GIVEN INSTRUCTION:
Indicate only the number of lines in the listing below in which the word "forms" appears.
○ ○ ○ ○ ○
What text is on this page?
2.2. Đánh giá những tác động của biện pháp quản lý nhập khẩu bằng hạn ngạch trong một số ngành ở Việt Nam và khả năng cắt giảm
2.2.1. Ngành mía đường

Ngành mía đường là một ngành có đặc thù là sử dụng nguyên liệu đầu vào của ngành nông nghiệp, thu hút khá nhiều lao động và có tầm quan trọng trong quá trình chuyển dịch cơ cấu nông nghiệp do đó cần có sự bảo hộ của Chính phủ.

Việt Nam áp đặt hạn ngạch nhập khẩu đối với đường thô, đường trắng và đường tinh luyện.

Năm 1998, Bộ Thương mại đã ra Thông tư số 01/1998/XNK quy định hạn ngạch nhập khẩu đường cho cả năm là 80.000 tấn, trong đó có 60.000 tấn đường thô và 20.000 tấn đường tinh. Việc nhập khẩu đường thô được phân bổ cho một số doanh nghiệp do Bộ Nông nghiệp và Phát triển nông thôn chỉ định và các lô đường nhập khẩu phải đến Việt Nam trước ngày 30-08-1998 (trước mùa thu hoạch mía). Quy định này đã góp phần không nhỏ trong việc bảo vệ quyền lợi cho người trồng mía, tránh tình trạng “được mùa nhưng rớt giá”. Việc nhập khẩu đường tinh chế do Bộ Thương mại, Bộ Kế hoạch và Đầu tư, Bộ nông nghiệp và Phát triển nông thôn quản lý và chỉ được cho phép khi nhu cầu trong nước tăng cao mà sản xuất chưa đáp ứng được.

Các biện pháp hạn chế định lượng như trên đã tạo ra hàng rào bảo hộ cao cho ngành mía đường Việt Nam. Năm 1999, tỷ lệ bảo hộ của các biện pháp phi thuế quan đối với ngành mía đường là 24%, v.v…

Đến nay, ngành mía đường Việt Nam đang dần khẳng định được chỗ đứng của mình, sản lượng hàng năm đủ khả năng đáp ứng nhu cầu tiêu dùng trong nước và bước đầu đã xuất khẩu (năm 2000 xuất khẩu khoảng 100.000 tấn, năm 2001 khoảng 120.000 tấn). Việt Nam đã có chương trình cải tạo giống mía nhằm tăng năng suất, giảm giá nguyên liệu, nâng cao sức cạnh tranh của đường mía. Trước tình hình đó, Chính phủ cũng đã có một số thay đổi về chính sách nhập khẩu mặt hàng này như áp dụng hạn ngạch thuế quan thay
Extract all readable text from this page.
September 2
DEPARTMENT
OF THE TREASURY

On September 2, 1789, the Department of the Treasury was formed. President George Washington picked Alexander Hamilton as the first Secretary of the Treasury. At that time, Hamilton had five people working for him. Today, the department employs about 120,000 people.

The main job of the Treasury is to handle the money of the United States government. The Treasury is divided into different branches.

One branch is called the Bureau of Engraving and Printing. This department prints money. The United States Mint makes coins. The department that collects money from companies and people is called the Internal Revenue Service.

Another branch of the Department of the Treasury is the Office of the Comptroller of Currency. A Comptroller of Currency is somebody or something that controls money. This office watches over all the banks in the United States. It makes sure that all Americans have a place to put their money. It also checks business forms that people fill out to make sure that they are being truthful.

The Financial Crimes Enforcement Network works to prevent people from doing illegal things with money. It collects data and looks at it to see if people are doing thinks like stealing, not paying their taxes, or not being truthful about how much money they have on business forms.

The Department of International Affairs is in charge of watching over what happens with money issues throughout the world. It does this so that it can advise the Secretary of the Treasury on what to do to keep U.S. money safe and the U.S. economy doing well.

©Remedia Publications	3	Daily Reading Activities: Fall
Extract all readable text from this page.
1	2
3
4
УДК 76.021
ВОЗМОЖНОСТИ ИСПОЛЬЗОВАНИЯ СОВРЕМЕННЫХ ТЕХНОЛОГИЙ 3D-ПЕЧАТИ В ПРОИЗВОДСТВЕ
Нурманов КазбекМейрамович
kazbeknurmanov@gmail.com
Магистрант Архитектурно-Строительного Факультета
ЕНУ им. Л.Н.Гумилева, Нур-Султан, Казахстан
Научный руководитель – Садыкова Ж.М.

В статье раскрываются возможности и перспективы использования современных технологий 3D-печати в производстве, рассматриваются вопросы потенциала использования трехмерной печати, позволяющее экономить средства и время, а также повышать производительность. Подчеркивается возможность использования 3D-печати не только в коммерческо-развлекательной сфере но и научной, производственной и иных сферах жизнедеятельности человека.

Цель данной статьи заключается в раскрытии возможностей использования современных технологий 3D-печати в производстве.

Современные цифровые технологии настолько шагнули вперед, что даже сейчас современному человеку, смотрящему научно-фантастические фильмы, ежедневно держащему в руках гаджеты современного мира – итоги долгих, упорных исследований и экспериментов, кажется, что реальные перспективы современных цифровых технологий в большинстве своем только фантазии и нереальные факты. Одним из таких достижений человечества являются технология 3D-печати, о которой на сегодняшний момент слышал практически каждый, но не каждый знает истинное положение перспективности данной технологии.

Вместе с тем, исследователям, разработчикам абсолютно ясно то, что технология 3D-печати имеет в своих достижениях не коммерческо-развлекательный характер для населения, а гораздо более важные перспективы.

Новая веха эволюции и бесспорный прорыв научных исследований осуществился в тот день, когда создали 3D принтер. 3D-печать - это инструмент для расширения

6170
○ ○ ○ ○ ○
OUTPUT BELOW:
2